- **The request**
Check every line of the entries that follow, and copy the ones containing "strømforsyningen".

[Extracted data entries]
________________________________________

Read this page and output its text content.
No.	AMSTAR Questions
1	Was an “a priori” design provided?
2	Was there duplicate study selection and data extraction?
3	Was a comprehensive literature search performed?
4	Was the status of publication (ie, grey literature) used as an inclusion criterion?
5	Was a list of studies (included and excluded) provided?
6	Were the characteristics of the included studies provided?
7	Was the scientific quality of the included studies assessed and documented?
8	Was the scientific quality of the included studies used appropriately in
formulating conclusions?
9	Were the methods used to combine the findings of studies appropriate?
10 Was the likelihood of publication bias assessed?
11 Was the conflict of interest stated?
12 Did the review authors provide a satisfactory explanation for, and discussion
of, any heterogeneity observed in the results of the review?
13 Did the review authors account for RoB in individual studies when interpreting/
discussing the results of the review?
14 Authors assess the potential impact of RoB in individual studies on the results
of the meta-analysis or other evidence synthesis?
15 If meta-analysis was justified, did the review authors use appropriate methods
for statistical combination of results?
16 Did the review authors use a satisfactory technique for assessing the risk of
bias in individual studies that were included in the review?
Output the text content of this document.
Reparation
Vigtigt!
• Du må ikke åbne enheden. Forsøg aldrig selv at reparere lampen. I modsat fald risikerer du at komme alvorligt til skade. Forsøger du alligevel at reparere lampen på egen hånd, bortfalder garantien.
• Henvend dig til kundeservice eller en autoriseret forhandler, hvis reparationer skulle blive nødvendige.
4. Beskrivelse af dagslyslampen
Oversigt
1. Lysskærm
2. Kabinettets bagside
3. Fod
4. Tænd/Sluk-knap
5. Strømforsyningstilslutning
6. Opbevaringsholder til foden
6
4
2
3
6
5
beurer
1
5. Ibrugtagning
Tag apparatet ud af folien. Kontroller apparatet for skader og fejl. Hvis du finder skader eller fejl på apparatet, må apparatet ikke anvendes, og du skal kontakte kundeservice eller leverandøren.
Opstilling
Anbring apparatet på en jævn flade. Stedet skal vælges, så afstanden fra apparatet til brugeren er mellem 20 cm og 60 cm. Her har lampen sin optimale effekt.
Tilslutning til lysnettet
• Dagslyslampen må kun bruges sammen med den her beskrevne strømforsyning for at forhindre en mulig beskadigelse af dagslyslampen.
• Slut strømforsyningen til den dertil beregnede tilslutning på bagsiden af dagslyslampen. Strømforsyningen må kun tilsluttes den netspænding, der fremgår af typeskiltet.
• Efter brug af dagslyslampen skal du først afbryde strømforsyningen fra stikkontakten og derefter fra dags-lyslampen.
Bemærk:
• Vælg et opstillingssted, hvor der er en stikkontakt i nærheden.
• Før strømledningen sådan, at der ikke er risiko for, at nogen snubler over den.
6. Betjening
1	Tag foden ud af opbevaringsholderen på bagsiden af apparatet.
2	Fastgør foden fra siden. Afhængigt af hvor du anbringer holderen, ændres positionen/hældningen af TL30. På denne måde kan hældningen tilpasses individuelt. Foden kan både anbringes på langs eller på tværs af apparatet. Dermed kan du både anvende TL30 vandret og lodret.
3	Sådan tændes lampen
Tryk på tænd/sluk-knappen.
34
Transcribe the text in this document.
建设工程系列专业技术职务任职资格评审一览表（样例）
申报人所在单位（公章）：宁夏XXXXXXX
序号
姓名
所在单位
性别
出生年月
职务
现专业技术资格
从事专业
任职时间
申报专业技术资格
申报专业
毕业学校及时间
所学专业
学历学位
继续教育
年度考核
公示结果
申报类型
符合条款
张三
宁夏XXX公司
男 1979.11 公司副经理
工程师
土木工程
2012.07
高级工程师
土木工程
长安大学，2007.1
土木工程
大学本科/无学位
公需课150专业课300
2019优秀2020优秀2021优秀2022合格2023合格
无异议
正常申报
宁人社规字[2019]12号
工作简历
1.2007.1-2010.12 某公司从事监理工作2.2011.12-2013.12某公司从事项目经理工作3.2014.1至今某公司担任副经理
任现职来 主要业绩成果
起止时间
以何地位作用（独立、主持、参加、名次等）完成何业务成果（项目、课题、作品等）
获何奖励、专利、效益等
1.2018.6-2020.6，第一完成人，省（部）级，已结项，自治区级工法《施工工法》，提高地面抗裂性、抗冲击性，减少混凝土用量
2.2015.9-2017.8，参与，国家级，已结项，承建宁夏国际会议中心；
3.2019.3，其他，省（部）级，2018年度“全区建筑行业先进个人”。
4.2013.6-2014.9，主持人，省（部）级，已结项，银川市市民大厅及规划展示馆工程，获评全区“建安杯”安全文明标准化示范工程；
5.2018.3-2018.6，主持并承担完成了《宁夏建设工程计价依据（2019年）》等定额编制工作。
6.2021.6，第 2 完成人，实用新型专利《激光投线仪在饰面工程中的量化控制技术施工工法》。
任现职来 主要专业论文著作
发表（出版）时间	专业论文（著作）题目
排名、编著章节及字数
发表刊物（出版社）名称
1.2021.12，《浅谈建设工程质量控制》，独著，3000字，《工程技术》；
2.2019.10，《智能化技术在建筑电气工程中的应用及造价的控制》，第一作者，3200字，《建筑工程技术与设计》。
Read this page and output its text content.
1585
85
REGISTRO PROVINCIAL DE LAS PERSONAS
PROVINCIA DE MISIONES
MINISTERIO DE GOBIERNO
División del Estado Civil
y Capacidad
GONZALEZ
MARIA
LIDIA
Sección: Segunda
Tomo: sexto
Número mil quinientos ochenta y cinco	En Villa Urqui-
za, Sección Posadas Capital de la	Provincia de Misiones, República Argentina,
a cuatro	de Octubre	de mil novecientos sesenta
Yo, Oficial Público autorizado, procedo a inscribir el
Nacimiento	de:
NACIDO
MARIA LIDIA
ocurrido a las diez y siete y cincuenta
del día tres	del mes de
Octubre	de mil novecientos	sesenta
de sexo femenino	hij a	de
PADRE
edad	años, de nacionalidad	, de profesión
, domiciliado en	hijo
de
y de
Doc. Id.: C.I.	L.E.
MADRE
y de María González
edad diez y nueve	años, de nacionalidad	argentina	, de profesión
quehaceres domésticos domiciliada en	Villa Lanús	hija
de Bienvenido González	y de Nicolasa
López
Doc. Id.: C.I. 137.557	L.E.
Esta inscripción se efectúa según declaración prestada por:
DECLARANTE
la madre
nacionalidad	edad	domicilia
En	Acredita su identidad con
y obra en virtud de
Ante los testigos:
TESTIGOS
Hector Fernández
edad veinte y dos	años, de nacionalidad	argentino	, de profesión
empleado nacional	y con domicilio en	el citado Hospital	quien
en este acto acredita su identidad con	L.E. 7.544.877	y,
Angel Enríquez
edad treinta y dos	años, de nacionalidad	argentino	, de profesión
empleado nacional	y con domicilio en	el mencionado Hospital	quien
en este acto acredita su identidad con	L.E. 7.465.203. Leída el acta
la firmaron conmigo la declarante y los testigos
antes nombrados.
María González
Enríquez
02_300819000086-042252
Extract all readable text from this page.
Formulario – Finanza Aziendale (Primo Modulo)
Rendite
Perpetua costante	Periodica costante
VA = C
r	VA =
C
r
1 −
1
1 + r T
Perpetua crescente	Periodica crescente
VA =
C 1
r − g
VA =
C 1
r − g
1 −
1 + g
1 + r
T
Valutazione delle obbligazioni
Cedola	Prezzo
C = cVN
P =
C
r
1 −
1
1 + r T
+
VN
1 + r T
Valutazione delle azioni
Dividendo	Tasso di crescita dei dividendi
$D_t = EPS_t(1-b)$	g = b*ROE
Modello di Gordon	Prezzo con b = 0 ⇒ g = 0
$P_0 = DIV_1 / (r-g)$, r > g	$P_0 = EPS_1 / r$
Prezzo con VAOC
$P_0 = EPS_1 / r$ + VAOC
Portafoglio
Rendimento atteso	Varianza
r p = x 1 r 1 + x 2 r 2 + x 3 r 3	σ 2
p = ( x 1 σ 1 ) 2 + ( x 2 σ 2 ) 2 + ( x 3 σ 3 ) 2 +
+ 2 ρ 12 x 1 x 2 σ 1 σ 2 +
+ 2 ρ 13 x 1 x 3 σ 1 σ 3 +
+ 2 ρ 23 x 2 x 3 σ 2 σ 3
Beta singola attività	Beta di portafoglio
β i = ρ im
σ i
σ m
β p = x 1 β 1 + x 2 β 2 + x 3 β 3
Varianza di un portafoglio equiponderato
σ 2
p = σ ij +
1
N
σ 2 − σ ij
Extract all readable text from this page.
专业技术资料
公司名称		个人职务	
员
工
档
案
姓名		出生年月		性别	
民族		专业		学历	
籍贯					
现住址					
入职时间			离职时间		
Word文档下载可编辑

________________________________________

- **Solution for this problem**
• Slut strømforsyningen til den dertil beregnede tilslutning på bagsiden af dagslyslampen. Strømforsyningen må kun tilsluttes den netspænding, der fremgår af typeskiltet.
• Efter brug af dagslyslampen skal du først afbryde strømforsyningen fra stikkontakten og derefter fra dags-lyslampen.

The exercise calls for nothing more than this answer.